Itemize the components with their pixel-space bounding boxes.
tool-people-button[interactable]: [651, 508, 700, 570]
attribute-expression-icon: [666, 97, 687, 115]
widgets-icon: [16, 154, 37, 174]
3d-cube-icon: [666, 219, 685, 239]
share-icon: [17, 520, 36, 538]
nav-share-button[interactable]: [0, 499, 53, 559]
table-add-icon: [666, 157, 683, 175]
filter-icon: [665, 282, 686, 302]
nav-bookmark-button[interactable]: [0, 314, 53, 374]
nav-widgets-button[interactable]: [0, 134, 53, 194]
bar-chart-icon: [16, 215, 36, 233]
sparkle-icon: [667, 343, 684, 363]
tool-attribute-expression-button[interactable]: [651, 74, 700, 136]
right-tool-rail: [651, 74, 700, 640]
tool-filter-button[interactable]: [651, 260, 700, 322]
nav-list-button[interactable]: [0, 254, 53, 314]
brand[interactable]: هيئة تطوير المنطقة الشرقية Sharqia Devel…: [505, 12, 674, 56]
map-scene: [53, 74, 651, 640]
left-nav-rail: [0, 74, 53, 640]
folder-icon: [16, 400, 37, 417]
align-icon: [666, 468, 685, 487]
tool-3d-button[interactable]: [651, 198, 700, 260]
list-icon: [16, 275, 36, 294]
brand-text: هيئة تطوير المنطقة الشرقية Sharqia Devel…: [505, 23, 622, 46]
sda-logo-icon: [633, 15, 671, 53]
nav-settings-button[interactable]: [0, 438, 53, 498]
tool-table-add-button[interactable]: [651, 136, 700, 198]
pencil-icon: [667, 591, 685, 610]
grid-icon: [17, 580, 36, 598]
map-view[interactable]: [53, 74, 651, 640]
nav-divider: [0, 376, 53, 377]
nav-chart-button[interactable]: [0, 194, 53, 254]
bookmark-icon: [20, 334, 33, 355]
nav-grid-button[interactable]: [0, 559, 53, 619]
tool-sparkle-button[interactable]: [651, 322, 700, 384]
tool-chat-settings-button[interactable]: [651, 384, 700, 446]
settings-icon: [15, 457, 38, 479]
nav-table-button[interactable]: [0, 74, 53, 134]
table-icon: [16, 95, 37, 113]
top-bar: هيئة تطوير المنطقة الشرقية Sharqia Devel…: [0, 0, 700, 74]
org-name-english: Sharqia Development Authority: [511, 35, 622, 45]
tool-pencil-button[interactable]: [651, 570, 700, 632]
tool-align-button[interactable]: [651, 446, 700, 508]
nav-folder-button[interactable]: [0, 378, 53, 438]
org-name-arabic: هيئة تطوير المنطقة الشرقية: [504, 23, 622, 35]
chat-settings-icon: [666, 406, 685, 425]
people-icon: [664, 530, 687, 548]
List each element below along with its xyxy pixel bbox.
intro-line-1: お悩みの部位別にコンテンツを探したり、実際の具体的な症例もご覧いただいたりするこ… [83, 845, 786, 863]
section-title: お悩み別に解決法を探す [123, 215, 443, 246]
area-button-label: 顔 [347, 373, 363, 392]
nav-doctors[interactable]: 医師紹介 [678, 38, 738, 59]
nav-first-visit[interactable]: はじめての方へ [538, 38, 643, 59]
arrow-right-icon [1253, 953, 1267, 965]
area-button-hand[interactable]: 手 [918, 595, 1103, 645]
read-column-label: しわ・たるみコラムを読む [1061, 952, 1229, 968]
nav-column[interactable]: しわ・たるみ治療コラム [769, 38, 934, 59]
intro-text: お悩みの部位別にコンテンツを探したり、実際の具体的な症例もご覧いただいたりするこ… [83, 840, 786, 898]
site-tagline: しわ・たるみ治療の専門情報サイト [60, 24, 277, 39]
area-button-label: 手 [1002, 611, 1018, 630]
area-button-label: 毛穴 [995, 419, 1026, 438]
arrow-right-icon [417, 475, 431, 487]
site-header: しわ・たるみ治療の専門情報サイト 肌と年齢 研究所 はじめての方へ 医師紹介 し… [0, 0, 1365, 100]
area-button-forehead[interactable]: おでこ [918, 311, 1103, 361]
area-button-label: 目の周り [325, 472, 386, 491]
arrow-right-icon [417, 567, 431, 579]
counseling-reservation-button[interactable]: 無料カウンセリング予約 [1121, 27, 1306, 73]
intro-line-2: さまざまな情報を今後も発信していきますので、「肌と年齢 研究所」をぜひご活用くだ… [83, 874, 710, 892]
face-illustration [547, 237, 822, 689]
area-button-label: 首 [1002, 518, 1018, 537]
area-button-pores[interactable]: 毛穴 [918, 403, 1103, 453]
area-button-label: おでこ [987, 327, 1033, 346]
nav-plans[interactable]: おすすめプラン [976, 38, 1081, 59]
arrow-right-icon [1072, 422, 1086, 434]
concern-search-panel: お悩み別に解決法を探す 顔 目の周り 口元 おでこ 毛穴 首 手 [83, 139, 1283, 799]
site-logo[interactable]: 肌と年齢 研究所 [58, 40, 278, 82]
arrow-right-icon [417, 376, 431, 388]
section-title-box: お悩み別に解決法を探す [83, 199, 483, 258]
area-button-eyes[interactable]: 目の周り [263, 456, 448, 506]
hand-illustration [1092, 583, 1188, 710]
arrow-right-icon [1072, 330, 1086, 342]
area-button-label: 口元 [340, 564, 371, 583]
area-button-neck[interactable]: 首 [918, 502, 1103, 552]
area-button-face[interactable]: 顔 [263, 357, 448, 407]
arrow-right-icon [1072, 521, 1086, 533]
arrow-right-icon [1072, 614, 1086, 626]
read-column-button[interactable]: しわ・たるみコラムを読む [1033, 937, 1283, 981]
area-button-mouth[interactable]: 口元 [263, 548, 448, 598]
------
TASK TO COMPLETE —
Copy every one of the records above, word for word.

EXERCISE SOLUTION —
Itemize the components with their pixel-space bounding boxes.
tool-people-button[interactable]: [651, 508, 700, 570]
attribute-expression-icon: [666, 97, 687, 115]
widgets-icon: [16, 154, 37, 174]
3d-cube-icon: [666, 219, 685, 239]
share-icon: [17, 520, 36, 538]
nav-share-button[interactable]: [0, 499, 53, 559]
table-add-icon: [666, 157, 683, 175]
filter-icon: [665, 282, 686, 302]
nav-bookmark-button[interactable]: [0, 314, 53, 374]
nav-widgets-button[interactable]: [0, 134, 53, 194]
bar-chart-icon: [16, 215, 36, 233]
sparkle-icon: [667, 343, 684, 363]
tool-attribute-expression-button[interactable]: [651, 74, 700, 136]
right-tool-rail: [651, 74, 700, 640]
tool-filter-button[interactable]: [651, 260, 700, 322]
nav-list-button[interactable]: [0, 254, 53, 314]
brand[interactable]: هيئة تطوير المنطقة الشرقية Sharqia Devel…: [505, 12, 674, 56]
map-scene: [53, 74, 651, 640]
left-nav-rail: [0, 74, 53, 640]
folder-icon: [16, 400, 37, 417]
align-icon: [666, 468, 685, 487]
tool-3d-button[interactable]: [651, 198, 700, 260]
list-icon: [16, 275, 36, 294]
brand-text: هيئة تطوير المنطقة الشرقية Sharqia Devel…: [505, 23, 622, 46]
sda-logo-icon: [633, 15, 671, 53]
nav-settings-button[interactable]: [0, 438, 53, 498]
tool-table-add-button[interactable]: [651, 136, 700, 198]
pencil-icon: [667, 591, 685, 610]
grid-icon: [17, 580, 36, 598]
map-view[interactable]: [53, 74, 651, 640]
nav-divider: [0, 376, 53, 377]
nav-chart-button[interactable]: [0, 194, 53, 254]
bookmark-icon: [20, 334, 33, 355]
nav-grid-button[interactable]: [0, 559, 53, 619]
tool-sparkle-button[interactable]: [651, 322, 700, 384]
tool-chat-settings-button[interactable]: [651, 384, 700, 446]
settings-icon: [15, 457, 38, 479]
nav-table-button[interactable]: [0, 74, 53, 134]
table-icon: [16, 95, 37, 113]
top-bar: هيئة تطوير المنطقة الشرقية Sharqia Devel…: [0, 0, 700, 74]
org-name-english: Sharqia Development Authority: [511, 35, 622, 45]
tool-pencil-button[interactable]: [651, 570, 700, 632]
tool-align-button[interactable]: [651, 446, 700, 508]
nav-folder-button[interactable]: [0, 378, 53, 438]
org-name-arabic: هيئة تطوير المنطقة الشرقية: [504, 23, 622, 35]
chat-settings-icon: [666, 406, 685, 425]
people-icon: [664, 530, 687, 548]
List each element below along with its xyxy pixel bbox.
intro-line-1: お悩みの部位別にコンテンツを探したり、実際の具体的な症例もご覧いただいたりするこ… [83, 845, 786, 863]
section-title: お悩み別に解決法を探す [123, 215, 443, 246]
area-button-label: 顔 [347, 373, 363, 392]
nav-doctors[interactable]: 医師紹介 [678, 38, 738, 59]
nav-first-visit[interactable]: はじめての方へ [538, 38, 643, 59]
arrow-right-icon [1253, 953, 1267, 965]
area-button-hand[interactable]: 手 [918, 595, 1103, 645]
read-column-label: しわ・たるみコラムを読む [1061, 952, 1229, 968]
nav-column[interactable]: しわ・たるみ治療コラム [769, 38, 934, 59]
intro-text: お悩みの部位別にコンテンツを探したり、実際の具体的な症例もご覧いただいたりするこ… [83, 840, 786, 898]
site-tagline: しわ・たるみ治療の専門情報サイト [60, 24, 277, 39]
area-button-label: 手 [1002, 611, 1018, 630]
area-button-label: 毛穴 [995, 419, 1026, 438]
arrow-right-icon [417, 475, 431, 487]
site-header: しわ・たるみ治療の専門情報サイト 肌と年齢 研究所 はじめての方へ 医師紹介 し… [0, 0, 1365, 100]
area-button-forehead[interactable]: おでこ [918, 311, 1103, 361]
area-button-label: 目の周り [325, 472, 386, 491]
arrow-right-icon [417, 567, 431, 579]
counseling-reservation-button[interactable]: 無料カウンセリング予約 [1121, 27, 1306, 73]
intro-line-2: さまざまな情報を今後も発信していきますので、「肌と年齢 研究所」をぜひご活用くだ… [83, 874, 710, 892]
face-illustration [547, 237, 822, 689]
area-button-label: 首 [1002, 518, 1018, 537]
area-button-pores[interactable]: 毛穴 [918, 403, 1103, 453]
area-button-label: おでこ [987, 327, 1033, 346]
nav-plans[interactable]: おすすめプラン [976, 38, 1081, 59]
arrow-right-icon [1072, 422, 1086, 434]
concern-search-panel: お悩み別に解決法を探す 顔 目の周り 口元 おでこ 毛穴 首 手 [83, 139, 1283, 799]
site-logo[interactable]: 肌と年齢 研究所 [58, 40, 278, 82]
arrow-right-icon [417, 376, 431, 388]
section-title-box: お悩み別に解決法を探す [83, 199, 483, 258]
area-button-eyes[interactable]: 目の周り [263, 456, 448, 506]
hand-illustration [1092, 583, 1188, 710]
arrow-right-icon [1072, 330, 1086, 342]
area-button-label: 口元 [340, 564, 371, 583]
area-button-neck[interactable]: 首 [918, 502, 1103, 552]
area-button-face[interactable]: 顔 [263, 357, 448, 407]
arrow-right-icon [1072, 521, 1086, 533]
arrow-right-icon [1072, 614, 1086, 626]
read-column-button[interactable]: しわ・たるみコラムを読む [1033, 937, 1283, 981]
area-button-mouth[interactable]: 口元 [263, 548, 448, 598]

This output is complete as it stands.